**Task instructions**
Return the lines below that carry the word "单位为摩尔每升".

>> start Input rows

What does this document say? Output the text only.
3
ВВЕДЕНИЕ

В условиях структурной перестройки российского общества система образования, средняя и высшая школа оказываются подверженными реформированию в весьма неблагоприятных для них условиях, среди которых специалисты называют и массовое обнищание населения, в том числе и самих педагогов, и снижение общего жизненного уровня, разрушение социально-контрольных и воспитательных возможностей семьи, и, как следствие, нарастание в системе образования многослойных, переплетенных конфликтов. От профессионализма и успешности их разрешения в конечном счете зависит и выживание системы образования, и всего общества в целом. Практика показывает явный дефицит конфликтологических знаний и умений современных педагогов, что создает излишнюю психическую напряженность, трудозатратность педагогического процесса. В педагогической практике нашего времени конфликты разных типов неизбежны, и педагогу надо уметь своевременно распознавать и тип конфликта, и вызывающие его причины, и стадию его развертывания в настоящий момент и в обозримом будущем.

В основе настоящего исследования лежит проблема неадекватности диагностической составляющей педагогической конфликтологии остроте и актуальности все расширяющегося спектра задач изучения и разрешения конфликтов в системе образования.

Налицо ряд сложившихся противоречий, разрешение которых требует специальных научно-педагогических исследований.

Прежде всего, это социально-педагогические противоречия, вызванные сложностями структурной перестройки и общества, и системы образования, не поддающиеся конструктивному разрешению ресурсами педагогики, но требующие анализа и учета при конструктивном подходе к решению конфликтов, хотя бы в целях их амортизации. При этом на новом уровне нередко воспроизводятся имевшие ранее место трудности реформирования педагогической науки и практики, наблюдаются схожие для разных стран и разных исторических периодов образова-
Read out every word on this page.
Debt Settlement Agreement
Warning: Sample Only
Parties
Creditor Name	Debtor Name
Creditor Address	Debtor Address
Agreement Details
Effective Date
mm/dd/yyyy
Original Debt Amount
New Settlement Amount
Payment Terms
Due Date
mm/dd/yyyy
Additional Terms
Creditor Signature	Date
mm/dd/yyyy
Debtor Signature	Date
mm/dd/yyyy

>> end Input rows
>> start Input rows

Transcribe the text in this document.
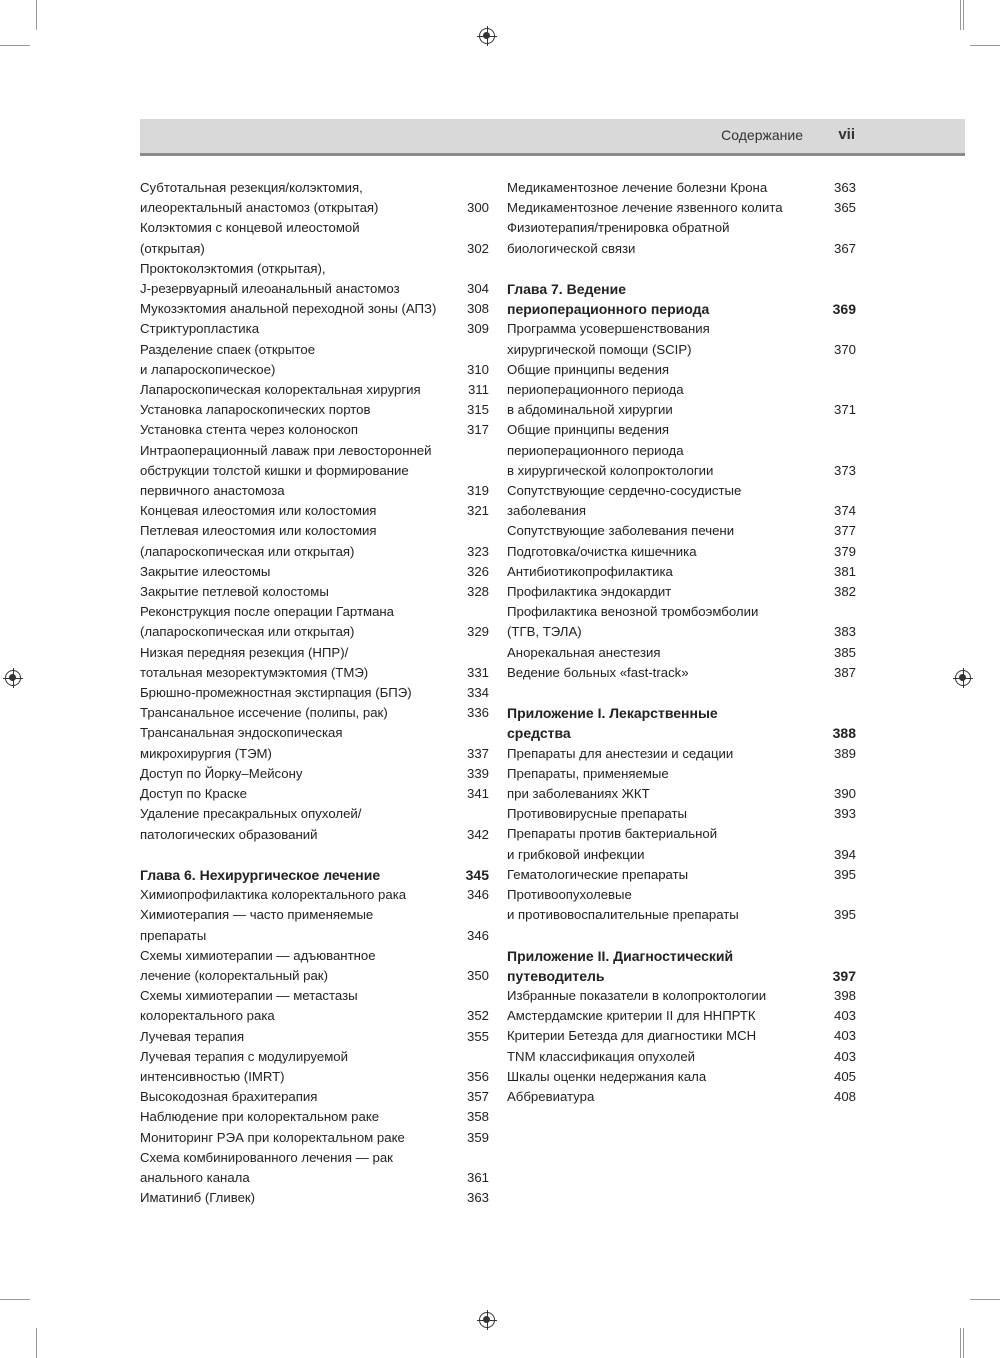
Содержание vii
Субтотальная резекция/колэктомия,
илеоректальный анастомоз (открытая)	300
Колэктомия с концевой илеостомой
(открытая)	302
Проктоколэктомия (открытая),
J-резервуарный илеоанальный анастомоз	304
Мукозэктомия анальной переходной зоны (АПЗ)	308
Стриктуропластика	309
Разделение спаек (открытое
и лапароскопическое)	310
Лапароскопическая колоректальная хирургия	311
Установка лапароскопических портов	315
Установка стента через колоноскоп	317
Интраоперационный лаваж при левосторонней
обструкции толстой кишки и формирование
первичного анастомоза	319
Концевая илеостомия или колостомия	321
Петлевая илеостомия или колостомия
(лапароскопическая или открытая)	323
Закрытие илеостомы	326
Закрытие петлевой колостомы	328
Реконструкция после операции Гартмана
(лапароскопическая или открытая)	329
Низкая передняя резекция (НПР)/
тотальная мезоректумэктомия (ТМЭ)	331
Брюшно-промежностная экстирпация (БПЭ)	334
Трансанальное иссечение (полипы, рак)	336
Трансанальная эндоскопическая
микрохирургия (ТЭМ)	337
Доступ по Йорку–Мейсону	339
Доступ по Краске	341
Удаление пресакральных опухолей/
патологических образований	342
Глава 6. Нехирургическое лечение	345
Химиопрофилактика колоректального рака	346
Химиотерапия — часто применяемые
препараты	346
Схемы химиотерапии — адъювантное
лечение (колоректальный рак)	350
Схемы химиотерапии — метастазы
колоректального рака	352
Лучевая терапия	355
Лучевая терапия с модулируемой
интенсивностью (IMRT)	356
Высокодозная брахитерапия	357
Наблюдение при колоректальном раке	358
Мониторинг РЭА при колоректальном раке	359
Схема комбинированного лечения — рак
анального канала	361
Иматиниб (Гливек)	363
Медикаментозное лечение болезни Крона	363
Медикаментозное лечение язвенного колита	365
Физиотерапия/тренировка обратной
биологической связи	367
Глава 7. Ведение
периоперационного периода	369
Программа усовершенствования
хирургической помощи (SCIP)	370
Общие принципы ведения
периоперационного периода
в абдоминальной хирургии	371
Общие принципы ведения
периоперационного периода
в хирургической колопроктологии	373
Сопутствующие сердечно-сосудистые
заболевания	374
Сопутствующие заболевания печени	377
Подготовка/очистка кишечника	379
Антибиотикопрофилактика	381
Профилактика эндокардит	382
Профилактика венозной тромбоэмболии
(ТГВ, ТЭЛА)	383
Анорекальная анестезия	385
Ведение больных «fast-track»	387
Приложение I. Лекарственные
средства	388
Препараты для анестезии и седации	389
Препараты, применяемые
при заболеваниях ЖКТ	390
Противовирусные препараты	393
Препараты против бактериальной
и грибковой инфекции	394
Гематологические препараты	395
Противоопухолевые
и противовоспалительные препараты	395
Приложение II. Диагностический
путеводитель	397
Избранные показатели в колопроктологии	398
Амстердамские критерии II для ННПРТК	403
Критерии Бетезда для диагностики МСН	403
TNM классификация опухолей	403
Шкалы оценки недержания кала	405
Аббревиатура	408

>> end Input rows
>> start Input rows

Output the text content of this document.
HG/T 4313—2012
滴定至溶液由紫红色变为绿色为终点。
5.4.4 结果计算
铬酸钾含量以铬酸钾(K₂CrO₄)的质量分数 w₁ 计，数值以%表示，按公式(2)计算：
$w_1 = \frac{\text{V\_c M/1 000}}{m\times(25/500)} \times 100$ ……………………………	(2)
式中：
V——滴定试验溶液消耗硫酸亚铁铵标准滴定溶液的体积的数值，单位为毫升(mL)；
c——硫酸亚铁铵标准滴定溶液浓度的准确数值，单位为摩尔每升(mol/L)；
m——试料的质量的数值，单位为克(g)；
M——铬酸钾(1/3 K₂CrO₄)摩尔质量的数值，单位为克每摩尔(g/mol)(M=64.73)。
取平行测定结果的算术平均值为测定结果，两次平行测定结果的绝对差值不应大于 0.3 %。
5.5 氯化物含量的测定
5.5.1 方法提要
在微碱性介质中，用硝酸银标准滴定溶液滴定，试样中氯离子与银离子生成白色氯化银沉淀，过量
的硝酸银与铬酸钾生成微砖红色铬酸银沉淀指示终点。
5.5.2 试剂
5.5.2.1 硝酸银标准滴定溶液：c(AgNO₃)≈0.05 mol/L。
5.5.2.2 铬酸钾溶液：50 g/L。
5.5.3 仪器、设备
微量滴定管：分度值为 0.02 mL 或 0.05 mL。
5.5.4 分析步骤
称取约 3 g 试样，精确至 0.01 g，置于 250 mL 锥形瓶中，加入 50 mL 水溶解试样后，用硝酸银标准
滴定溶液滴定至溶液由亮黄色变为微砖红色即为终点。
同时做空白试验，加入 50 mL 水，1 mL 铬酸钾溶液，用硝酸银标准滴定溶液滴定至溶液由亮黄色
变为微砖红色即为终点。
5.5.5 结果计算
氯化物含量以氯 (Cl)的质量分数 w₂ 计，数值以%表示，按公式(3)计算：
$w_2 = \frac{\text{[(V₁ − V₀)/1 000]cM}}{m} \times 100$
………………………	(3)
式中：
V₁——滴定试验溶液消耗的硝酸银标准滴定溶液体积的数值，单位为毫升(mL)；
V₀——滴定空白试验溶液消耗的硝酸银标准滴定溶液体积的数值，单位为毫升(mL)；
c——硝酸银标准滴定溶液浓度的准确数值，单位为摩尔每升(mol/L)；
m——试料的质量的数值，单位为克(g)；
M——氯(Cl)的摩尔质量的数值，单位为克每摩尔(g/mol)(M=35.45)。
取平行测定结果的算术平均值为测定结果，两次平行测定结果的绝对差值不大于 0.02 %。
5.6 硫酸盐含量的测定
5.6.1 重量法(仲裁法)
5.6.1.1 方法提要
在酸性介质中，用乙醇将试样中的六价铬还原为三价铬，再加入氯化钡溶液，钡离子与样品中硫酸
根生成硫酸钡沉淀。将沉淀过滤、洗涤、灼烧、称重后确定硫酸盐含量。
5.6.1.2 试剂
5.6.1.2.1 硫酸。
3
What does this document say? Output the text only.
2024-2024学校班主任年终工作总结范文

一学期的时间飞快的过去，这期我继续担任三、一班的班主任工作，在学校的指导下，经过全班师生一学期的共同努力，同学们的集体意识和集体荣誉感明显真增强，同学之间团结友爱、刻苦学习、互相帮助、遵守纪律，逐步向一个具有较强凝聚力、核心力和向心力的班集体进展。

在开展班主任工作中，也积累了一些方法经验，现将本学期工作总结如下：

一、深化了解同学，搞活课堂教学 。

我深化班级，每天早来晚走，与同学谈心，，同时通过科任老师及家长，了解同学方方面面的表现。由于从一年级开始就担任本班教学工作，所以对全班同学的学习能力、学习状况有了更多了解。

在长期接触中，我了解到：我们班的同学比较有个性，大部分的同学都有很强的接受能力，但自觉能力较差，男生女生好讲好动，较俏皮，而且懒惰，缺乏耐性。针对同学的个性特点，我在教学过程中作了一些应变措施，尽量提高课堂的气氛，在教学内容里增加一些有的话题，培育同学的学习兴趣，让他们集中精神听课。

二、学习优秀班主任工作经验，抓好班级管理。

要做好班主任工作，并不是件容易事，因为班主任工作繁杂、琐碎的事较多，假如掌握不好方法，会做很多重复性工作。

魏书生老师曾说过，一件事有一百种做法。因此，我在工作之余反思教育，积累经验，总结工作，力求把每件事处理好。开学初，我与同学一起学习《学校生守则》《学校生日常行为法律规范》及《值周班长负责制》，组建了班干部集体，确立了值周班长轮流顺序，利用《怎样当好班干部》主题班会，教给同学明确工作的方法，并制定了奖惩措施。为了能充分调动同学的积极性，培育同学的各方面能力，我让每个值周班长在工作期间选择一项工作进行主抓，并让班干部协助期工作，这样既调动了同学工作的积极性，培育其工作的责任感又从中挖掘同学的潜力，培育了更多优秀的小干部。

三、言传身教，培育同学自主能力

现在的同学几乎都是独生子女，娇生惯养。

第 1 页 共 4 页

>> end Input rows

**The solution**
c——硫酸亚铁铵标准滴定溶液浓度的准确数值，单位为摩尔每升(mol/L)；
c——硝酸银标准滴定溶液浓度的准确数值，单位为摩尔每升(mol/L)；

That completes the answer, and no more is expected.